[Start Excerpted data]

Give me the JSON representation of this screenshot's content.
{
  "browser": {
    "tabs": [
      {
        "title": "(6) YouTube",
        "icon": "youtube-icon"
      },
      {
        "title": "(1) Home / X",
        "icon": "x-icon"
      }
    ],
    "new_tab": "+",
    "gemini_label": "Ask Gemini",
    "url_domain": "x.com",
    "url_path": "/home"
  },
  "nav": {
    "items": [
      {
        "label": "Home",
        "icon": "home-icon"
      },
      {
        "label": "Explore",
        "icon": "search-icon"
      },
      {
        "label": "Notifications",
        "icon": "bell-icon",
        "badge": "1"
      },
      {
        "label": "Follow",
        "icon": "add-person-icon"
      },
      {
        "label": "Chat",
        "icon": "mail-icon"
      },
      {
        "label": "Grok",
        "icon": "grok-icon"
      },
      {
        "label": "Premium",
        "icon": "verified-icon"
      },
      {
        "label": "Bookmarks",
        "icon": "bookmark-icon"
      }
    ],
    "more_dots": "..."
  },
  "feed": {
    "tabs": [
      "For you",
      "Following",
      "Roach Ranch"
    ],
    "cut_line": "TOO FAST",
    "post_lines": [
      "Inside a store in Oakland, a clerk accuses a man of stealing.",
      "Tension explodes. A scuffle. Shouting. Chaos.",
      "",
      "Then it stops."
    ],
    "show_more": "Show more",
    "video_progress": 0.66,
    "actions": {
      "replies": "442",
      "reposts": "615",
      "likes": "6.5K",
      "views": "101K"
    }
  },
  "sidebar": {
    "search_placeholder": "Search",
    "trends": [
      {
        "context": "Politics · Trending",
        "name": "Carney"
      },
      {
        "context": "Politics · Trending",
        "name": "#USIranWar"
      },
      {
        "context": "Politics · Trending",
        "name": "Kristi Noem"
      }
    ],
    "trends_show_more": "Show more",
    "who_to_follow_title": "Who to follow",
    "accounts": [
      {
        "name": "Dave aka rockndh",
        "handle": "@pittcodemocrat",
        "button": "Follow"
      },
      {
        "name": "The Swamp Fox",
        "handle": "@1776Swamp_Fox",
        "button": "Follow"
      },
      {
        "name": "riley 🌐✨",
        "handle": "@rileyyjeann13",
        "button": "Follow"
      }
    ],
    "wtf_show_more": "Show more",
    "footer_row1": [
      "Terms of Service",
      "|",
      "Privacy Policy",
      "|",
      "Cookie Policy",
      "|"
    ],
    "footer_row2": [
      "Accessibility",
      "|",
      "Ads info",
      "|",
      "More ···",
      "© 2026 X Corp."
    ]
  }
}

[End Excerpted data]

- Directions for this task: Of all the lines in the listing above, how many contain the word "handle"? Answer with the number alone.

- Solution to the exercise: 3